## EXERCISE DIRECTIONS
Find how many lines hold the word "SRMTID" and give that number only.

________________

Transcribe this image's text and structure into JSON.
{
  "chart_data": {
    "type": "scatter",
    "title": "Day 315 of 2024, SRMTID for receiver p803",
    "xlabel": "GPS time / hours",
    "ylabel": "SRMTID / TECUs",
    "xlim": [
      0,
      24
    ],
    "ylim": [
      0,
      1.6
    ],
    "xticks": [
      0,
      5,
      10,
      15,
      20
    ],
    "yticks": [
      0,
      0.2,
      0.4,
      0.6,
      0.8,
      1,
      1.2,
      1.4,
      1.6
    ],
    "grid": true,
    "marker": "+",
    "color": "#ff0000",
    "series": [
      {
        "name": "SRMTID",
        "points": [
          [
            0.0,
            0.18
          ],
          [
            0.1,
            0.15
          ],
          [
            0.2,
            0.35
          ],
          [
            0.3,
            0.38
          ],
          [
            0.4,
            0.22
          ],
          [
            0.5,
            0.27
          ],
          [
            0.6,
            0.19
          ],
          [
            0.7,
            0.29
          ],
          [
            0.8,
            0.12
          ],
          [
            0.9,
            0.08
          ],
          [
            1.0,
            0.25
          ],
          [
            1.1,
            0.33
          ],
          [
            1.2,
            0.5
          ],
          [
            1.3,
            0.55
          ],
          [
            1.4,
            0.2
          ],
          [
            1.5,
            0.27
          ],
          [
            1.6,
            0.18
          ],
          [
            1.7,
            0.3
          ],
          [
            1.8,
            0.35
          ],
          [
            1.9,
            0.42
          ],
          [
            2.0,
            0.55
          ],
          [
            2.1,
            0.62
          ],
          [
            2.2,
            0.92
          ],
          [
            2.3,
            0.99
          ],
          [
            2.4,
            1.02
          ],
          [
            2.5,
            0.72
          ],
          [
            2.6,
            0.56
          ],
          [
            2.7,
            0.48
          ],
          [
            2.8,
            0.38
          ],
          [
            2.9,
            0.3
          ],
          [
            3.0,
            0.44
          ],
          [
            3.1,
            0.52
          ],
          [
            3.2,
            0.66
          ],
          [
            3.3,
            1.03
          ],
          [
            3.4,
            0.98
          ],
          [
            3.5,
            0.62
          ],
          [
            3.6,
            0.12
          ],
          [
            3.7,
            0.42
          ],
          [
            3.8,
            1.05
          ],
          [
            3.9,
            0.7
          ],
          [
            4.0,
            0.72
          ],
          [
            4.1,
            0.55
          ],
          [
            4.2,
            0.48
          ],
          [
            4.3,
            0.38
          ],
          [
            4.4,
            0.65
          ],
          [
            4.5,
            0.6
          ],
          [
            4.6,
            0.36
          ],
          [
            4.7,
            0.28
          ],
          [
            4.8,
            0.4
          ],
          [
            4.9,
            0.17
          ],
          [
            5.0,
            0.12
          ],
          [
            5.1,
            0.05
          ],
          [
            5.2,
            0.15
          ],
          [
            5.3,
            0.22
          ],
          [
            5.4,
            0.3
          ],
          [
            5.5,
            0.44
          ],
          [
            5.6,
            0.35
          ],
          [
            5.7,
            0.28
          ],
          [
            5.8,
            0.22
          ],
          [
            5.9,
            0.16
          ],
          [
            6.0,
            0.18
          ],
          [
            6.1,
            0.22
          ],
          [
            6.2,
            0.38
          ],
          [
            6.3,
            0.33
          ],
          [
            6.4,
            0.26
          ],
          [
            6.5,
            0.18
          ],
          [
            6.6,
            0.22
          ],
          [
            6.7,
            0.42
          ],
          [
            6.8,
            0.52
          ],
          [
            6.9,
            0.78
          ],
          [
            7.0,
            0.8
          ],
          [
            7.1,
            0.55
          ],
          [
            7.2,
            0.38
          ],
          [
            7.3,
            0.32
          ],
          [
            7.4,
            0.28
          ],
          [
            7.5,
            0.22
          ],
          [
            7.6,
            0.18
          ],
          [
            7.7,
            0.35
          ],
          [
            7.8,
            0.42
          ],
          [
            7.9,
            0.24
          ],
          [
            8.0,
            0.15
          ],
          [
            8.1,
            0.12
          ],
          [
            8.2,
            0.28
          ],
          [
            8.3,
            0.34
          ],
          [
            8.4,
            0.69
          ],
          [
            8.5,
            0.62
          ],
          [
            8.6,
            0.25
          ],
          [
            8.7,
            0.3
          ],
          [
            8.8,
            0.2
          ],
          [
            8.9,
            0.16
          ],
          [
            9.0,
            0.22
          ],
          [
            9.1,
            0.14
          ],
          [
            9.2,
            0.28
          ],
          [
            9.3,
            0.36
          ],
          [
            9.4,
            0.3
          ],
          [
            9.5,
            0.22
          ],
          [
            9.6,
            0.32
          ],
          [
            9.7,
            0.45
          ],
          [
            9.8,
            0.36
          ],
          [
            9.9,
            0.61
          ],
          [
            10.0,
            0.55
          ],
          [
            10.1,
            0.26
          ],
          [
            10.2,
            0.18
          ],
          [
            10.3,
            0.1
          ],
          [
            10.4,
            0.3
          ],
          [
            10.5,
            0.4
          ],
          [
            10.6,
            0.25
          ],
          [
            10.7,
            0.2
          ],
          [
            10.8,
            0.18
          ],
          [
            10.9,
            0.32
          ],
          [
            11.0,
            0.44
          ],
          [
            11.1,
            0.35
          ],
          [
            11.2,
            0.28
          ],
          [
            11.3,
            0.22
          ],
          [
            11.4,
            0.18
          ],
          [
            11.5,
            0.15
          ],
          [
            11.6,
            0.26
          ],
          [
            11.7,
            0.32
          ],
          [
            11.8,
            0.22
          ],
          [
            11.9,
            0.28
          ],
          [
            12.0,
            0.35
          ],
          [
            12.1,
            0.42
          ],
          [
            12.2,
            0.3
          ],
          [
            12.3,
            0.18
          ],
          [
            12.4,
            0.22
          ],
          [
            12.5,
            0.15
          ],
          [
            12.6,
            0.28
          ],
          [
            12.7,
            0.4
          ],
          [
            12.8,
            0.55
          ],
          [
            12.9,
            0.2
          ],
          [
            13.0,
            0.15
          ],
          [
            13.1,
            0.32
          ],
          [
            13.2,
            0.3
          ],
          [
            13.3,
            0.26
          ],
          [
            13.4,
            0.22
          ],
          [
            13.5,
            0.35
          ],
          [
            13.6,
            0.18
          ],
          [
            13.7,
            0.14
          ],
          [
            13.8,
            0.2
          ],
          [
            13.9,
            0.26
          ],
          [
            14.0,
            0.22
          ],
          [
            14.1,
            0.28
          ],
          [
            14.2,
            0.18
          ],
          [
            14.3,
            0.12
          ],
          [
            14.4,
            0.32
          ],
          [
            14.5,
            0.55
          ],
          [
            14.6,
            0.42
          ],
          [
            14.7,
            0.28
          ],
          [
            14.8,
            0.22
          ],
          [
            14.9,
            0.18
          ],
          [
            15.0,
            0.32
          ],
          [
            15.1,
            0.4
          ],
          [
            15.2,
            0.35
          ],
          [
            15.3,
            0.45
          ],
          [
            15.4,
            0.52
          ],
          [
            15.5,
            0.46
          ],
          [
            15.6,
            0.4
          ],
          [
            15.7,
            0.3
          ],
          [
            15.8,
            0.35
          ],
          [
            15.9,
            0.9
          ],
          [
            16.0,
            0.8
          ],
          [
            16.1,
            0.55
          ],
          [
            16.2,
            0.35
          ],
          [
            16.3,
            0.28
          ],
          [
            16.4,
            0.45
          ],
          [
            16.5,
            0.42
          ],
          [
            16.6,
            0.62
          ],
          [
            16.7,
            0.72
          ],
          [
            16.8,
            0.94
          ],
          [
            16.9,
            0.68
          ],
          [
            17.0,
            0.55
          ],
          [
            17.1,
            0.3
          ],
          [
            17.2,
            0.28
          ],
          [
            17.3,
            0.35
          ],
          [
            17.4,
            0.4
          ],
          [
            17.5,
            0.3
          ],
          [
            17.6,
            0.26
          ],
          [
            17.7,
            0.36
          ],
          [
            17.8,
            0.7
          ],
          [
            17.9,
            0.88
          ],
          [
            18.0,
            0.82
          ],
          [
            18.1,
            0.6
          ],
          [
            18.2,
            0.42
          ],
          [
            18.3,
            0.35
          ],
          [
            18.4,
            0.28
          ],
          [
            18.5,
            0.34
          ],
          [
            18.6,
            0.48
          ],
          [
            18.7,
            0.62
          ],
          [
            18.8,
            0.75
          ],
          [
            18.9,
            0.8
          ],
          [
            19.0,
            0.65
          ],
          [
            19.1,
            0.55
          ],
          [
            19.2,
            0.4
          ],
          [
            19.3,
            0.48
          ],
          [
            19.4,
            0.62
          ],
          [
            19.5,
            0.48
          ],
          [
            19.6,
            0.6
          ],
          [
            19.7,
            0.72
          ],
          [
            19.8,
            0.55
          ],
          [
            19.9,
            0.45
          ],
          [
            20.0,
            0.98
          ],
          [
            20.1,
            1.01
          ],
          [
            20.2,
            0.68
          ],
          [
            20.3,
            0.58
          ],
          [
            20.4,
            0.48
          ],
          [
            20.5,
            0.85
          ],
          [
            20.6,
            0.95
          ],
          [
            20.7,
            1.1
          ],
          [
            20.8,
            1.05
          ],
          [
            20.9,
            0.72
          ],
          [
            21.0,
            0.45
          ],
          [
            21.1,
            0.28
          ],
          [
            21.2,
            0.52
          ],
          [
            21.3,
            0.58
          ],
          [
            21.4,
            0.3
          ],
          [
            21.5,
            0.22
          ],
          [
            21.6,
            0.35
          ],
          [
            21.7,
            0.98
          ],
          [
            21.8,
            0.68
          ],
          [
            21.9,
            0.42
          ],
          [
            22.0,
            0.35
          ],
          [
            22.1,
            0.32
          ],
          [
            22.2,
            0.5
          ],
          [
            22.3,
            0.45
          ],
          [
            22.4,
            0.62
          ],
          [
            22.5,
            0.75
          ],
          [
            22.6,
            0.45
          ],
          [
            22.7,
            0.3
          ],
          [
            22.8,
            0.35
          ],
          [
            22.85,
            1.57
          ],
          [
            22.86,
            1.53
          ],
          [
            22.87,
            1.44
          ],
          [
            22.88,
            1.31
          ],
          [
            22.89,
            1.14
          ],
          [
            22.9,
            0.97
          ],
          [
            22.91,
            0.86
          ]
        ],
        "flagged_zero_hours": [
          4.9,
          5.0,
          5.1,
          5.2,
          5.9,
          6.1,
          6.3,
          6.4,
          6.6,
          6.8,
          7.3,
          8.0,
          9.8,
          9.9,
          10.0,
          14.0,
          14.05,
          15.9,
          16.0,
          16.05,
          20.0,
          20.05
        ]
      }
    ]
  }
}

________________

## FULL ANSWER
3